Requirements → Please reproduce the data below with "perspective view" renamed to "angled view" wherever it occurs, leaving everything else unchanged and omitting the pictures.

(Saved entries)
★ ★ ★ ★
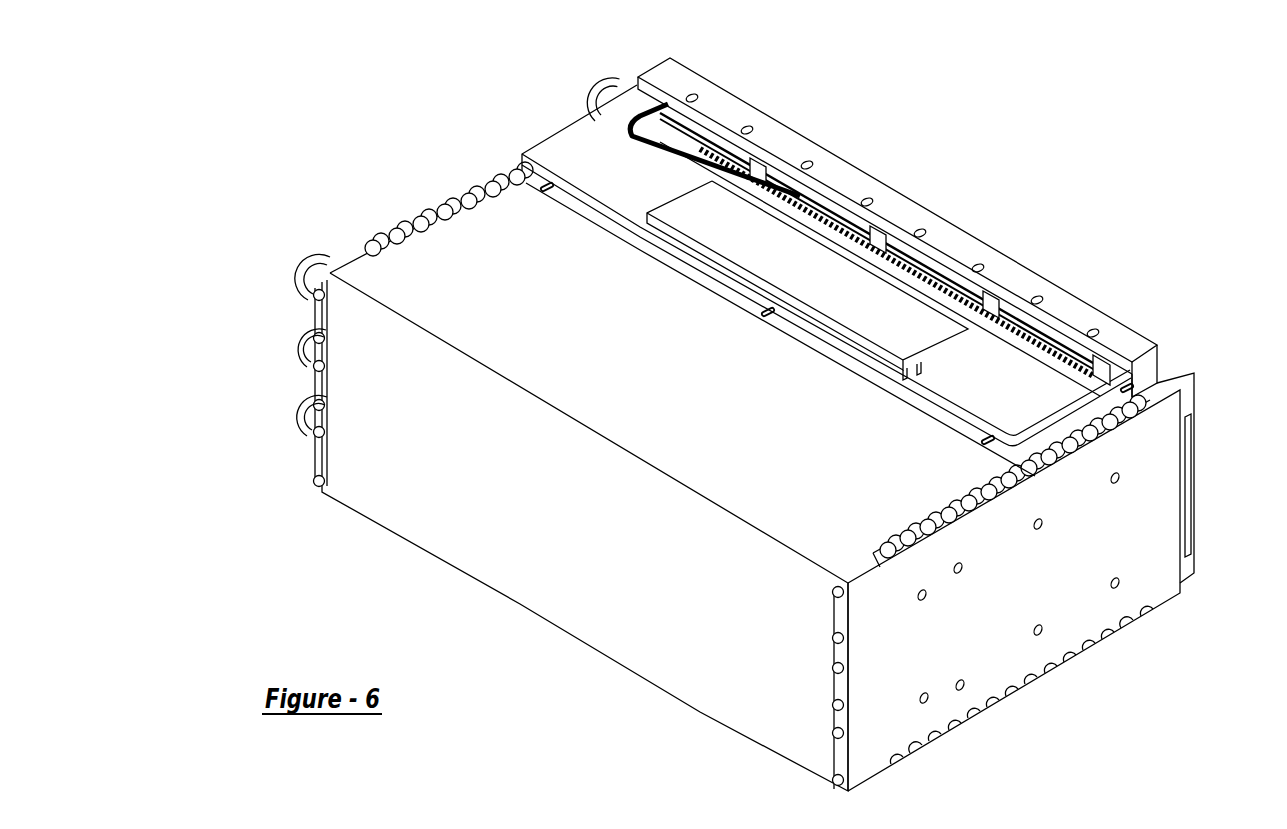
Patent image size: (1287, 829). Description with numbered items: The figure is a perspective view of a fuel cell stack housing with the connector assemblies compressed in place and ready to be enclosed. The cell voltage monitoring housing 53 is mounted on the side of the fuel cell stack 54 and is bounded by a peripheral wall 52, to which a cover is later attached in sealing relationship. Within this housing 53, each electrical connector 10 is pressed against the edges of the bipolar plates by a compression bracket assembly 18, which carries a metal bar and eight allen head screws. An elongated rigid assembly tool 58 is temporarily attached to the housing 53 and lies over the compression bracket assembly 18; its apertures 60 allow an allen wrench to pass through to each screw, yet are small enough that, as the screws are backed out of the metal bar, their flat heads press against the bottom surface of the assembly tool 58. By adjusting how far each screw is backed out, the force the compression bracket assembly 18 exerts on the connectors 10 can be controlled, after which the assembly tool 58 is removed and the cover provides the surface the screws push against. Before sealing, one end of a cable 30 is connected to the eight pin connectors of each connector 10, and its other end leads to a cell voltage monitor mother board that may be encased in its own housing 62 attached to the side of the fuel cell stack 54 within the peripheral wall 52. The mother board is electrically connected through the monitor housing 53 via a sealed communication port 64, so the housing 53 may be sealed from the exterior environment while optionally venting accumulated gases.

The connector 10 is at (600, 93).
The compression bracket assembly 18 is at (948, 280).
The cable 30 is at (660, 150).
The peripheral wall 52 is at (1147, 372).
The monitor housing 53 is at (565, 118).
The fuel cell stack 54 is at (640, 618).
The assembly tool 58 is at (897, 227).
The apertures 60 is at (752, 129).
The mother board housing 62 is at (820, 300).
The sealed communication port 64 is at (497, 180).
★ ★ ★ ★
Result of this exercise →
Patent image size: (1287, 829). Description with numbered items: The figure is a angled view of a fuel cell stack housing with the connector assemblies compressed in place and ready to be enclosed. The cell voltage monitoring housing 53 is mounted on the side of the fuel cell stack 54 and is bounded by a peripheral wall 52, to which a cover is later attached in sealing relationship. Within this housing 53, each electrical connector 10 is pressed against the edges of the bipolar plates by a compression bracket assembly 18, which carries a metal bar and eight allen head screws. An elongated rigid assembly tool 58 is temporarily attached to the housing 53 and lies over the compression bracket assembly 18; its apertures 60 allow an allen wrench to pass through to each screw, yet are small enough that, as the screws are backed out of the metal bar, their flat heads press against the bottom surface of the assembly tool 58. By adjusting how far each screw is backed out, the force the compression bracket assembly 18 exerts on the connectors 10 can be controlled, after which the assembly tool 58 is removed and the cover provides the surface the screws push against. Before sealing, one end of a cable 30 is connected to the eight pin connectors of each connector 10, and its other end leads to a cell voltage monitor mother board that may be encased in its own housing 62 attached to the side of the fuel cell stack 54 within the peripheral wall 52. The mother board is electrically connected through the monitor housing 53 via a sealed communication port 64, so the housing 53 may be sealed from the exterior environment while optionally venting accumulated gases.

The connector 10 is at (600, 93).
The compression bracket assembly 18 is at (948, 280).
The cable 30 is at (660, 150).
The peripheral wall 52 is at (1147, 372).
The monitor housing 53 is at (565, 118).
The fuel cell stack 54 is at (640, 618).
The assembly tool 58 is at (897, 227).
The apertures 60 is at (752, 129).
The mother board housing 62 is at (820, 300).
The sealed communication port 64 is at (497, 180).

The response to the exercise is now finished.